## WHAT IS BEING ASKED
Check every line of the entries below for the word "JSON", and copy the ones that have it.
%%
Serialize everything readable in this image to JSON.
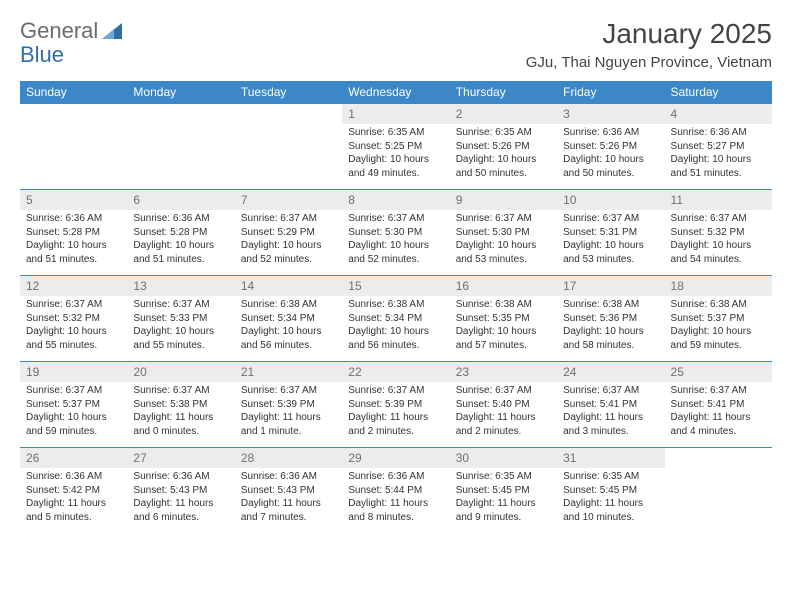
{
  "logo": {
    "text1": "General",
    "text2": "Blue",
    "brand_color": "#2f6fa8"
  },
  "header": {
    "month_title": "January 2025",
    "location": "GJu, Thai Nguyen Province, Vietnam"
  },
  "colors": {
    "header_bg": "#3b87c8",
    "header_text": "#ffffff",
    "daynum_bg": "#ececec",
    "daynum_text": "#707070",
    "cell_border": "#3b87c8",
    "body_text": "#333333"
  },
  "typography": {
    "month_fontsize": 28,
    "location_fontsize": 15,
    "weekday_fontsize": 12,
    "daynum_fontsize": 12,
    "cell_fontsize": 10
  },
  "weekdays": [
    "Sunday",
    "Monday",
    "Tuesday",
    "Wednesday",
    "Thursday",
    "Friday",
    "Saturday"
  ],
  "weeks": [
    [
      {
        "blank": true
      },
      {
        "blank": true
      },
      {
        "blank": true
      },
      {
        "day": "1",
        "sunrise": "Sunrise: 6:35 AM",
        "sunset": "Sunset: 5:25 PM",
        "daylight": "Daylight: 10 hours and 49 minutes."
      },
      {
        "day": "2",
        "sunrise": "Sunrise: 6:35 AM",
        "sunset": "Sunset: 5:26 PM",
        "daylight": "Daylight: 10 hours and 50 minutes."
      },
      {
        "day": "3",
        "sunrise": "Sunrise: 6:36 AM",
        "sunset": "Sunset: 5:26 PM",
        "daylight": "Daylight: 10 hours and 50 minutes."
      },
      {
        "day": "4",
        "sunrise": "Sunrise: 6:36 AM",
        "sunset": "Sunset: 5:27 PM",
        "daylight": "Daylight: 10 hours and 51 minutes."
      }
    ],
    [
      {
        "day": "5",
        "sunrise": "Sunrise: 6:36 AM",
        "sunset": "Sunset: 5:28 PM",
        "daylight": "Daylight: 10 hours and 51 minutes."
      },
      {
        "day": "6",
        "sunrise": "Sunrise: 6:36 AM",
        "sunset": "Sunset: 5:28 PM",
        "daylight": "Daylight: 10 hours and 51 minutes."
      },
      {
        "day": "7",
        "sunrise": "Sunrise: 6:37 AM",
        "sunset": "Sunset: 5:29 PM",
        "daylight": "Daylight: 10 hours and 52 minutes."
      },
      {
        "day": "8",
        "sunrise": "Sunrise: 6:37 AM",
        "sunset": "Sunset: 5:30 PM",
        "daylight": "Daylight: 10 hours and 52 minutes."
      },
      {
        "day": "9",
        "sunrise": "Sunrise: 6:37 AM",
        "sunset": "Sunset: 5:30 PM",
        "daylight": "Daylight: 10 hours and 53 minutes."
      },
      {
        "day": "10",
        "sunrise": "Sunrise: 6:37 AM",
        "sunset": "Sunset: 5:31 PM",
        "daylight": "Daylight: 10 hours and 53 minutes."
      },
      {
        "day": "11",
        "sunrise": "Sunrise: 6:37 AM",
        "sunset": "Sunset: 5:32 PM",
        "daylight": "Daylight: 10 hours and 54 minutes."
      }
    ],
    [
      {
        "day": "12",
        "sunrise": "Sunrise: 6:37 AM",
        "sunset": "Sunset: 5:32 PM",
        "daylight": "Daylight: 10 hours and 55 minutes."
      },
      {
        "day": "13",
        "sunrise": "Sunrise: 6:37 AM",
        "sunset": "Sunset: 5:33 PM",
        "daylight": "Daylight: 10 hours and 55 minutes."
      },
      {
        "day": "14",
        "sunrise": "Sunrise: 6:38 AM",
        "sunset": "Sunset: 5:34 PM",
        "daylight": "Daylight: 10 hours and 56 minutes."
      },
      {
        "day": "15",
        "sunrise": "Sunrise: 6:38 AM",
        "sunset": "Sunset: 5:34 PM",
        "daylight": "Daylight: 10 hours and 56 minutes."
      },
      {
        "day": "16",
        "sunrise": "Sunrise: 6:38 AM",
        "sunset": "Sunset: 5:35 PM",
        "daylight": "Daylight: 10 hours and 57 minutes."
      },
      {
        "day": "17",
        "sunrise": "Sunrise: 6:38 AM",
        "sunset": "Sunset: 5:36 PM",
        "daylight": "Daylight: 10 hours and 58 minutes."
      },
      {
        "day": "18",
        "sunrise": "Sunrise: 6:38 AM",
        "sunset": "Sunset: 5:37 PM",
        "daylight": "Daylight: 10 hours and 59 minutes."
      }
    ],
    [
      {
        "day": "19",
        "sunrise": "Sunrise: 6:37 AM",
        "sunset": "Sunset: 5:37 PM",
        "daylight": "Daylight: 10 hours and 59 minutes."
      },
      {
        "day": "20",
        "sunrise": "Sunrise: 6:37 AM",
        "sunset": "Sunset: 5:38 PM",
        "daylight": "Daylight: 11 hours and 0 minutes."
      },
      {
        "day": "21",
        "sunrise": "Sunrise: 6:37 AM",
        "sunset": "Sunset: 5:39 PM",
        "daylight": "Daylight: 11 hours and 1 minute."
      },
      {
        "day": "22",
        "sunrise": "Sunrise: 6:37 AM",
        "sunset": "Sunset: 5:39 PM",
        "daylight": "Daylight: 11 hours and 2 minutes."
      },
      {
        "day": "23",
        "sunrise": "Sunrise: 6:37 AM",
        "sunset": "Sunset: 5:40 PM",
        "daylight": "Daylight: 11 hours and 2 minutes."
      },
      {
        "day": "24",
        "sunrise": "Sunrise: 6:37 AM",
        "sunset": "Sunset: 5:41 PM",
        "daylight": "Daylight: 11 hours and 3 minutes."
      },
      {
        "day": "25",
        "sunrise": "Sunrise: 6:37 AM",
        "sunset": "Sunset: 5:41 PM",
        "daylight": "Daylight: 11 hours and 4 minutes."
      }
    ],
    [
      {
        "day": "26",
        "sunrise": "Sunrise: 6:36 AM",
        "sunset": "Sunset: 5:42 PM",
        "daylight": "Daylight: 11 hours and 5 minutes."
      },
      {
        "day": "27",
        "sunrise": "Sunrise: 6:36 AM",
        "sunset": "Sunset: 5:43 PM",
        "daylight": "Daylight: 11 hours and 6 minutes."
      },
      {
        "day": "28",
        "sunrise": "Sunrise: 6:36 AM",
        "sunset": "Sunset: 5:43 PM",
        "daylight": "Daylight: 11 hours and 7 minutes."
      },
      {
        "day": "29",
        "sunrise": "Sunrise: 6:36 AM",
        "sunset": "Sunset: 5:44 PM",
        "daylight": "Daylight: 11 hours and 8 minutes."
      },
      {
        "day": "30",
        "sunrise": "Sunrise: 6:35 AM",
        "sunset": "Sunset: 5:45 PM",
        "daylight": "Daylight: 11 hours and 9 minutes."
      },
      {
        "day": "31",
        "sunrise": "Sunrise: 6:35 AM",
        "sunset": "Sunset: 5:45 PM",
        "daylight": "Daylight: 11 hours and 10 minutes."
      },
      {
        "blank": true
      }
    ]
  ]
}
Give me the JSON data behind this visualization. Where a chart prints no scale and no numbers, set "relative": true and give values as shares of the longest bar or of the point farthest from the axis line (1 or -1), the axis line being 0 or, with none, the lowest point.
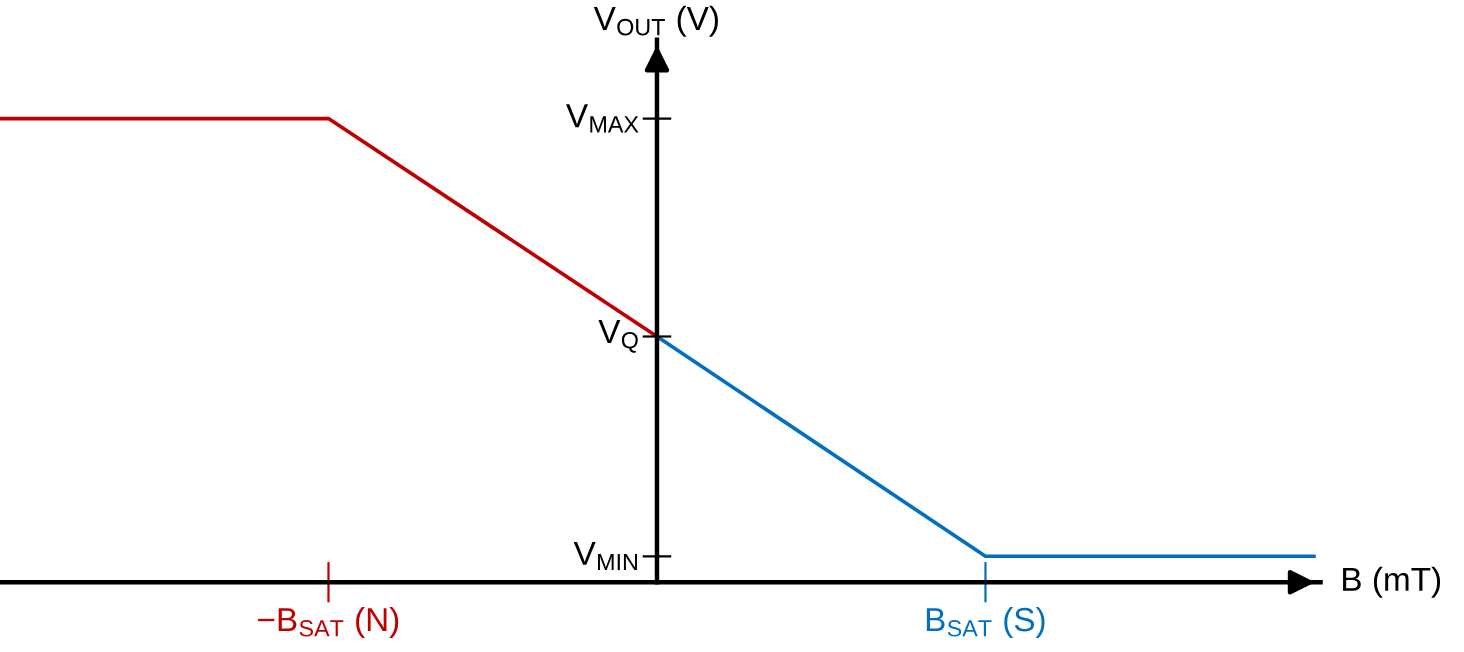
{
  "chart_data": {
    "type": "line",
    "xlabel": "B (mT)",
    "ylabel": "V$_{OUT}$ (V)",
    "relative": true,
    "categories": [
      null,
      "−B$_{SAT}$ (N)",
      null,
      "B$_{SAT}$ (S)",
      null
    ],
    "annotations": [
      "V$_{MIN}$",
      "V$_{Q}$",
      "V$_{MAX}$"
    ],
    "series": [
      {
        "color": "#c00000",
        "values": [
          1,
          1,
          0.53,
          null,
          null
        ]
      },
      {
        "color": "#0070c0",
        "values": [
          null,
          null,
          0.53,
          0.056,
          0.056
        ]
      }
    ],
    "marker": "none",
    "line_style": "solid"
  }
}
%%
## TASK ANSWER
Serialize everything readable in this image to JSON.
Give me the JSON data behind this visualization. Where a chart prints no scale and no numbers, set "relative": true and give values as shares of the longest bar or of the point farthest from the axis line (1 or -1), the axis line being 0 or, with none, the lowest point.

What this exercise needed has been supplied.